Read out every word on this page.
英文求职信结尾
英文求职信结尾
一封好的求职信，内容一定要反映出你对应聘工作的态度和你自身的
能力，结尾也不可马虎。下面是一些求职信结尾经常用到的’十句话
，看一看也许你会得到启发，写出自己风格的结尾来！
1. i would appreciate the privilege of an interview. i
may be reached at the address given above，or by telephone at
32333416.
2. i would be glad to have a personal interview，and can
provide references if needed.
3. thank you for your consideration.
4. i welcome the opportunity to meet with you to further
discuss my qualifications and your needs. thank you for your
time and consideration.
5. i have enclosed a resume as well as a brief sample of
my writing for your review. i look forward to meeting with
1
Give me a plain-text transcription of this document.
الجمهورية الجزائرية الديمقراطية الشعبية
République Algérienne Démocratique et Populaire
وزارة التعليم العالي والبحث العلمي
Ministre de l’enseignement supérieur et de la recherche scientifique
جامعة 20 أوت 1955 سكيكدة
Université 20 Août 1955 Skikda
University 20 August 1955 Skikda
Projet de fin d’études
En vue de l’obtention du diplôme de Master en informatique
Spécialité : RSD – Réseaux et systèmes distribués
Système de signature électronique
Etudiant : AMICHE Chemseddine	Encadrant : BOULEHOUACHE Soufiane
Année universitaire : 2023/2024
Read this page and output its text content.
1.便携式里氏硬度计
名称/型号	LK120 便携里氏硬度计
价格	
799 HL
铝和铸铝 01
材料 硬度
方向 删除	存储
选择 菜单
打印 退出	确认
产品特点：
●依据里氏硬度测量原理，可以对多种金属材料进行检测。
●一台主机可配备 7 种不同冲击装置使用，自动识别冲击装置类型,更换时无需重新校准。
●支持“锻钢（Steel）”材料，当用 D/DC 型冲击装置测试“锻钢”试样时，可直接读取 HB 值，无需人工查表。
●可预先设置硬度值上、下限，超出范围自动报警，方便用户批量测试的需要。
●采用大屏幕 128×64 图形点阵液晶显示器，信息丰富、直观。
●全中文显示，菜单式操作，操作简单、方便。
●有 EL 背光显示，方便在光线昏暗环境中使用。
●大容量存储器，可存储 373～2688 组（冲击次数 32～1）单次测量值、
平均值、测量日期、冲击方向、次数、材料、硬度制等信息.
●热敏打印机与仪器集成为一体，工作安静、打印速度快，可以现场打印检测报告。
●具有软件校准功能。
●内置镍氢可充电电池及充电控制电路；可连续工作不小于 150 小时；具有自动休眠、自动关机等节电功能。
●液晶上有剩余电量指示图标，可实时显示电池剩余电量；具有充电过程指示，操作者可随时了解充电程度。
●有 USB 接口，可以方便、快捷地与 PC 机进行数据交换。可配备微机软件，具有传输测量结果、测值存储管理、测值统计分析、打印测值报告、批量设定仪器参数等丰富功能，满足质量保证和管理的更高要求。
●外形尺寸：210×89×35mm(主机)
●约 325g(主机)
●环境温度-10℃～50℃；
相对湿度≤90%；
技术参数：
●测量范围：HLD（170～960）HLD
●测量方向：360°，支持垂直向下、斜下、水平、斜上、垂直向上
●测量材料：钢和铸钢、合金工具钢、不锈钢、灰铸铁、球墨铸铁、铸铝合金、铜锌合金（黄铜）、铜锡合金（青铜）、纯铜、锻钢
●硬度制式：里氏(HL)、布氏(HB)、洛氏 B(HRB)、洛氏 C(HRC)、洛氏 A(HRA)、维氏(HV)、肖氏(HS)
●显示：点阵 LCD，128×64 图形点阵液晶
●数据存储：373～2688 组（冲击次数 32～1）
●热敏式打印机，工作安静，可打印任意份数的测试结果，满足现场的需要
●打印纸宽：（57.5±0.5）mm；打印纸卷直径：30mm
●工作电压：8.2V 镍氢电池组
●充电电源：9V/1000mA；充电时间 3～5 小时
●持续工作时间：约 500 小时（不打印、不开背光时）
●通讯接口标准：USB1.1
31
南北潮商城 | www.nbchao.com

◆ ◆ ◆ ◆ ◆

All of the entries should be written out again exactly.

# [Result of this exercise]
Read out every word on this page.
英文求职信结尾
英文求职信结尾
一封好的求职信，内容一定要反映出你对应聘工作的态度和你自身的
能力，结尾也不可马虎。下面是一些求职信结尾经常用到的’十句话
，看一看也许你会得到启发，写出自己风格的结尾来！
1. i would appreciate the privilege of an interview. i
may be reached at the address given above，or by telephone at
32333416.
2. i would be glad to have a personal interview，and can
provide references if needed.
3. thank you for your consideration.
4. i welcome the opportunity to meet with you to further
discuss my qualifications and your needs. thank you for your
time and consideration.
5. i have enclosed a resume as well as a brief sample of
my writing for your review. i look forward to meeting with
1
Give me a plain-text transcription of this document.
الجمهورية الجزائرية الديمقراطية الشعبية
République Algérienne Démocratique et Populaire
وزارة التعليم العالي والبحث العلمي
Ministre de l’enseignement supérieur et de la recherche scientifique
جامعة 20 أوت 1955 سكيكدة
Université 20 Août 1955 Skikda
University 20 August 1955 Skikda
Projet de fin d’études
En vue de l’obtention du diplôme de Master en informatique
Spécialité : RSD – Réseaux et systèmes distribués
Système de signature électronique
Etudiant : AMICHE Chemseddine	Encadrant : BOULEHOUACHE Soufiane
Année universitaire : 2023/2024
Read this page and output its text content.
1.便携式里氏硬度计
名称/型号	LK120 便携里氏硬度计
价格	
799 HL
铝和铸铝 01
材料 硬度
方向 删除	存储
选择 菜单
打印 退出	确认
产品特点：
●依据里氏硬度测量原理，可以对多种金属材料进行检测。
●一台主机可配备 7 种不同冲击装置使用，自动识别冲击装置类型,更换时无需重新校准。
●支持“锻钢（Steel）”材料，当用 D/DC 型冲击装置测试“锻钢”试样时，可直接读取 HB 值，无需人工查表。
●可预先设置硬度值上、下限，超出范围自动报警，方便用户批量测试的需要。
●采用大屏幕 128×64 图形点阵液晶显示器，信息丰富、直观。
●全中文显示，菜单式操作，操作简单、方便。
●有 EL 背光显示，方便在光线昏暗环境中使用。
●大容量存储器，可存储 373～2688 组（冲击次数 32～1）单次测量值、
平均值、测量日期、冲击方向、次数、材料、硬度制等信息.
●热敏打印机与仪器集成为一体，工作安静、打印速度快，可以现场打印检测报告。
●具有软件校准功能。
●内置镍氢可充电电池及充电控制电路；可连续工作不小于 150 小时；具有自动休眠、自动关机等节电功能。
●液晶上有剩余电量指示图标，可实时显示电池剩余电量；具有充电过程指示，操作者可随时了解充电程度。
●有 USB 接口，可以方便、快捷地与 PC 机进行数据交换。可配备微机软件，具有传输测量结果、测值存储管理、测值统计分析、打印测值报告、批量设定仪器参数等丰富功能，满足质量保证和管理的更高要求。
●外形尺寸：210×89×35mm(主机)
●约 325g(主机)
●环境温度-10℃～50℃；
相对湿度≤90%；
技术参数：
●测量范围：HLD（170～960）HLD
●测量方向：360°，支持垂直向下、斜下、水平、斜上、垂直向上
●测量材料：钢和铸钢、合金工具钢、不锈钢、灰铸铁、球墨铸铁、铸铝合金、铜锌合金（黄铜）、铜锡合金（青铜）、纯铜、锻钢
●硬度制式：里氏(HL)、布氏(HB)、洛氏 B(HRB)、洛氏 C(HRC)、洛氏 A(HRA)、维氏(HV)、肖氏(HS)
●显示：点阵 LCD，128×64 图形点阵液晶
●数据存储：373～2688 组（冲击次数 32～1）
●热敏式打印机，工作安静，可打印任意份数的测试结果，满足现场的需要
●打印纸宽：（57.5±0.5）mm；打印纸卷直径：30mm
●工作电压：8.2V 镍氢电池组
●充电电源：9V/1000mA；充电时间 3～5 小时
●持续工作时间：约 500 小时（不打印、不开背光时）
●通讯接口标准：USB1.1
31
南北潮商城 | www.nbchao.com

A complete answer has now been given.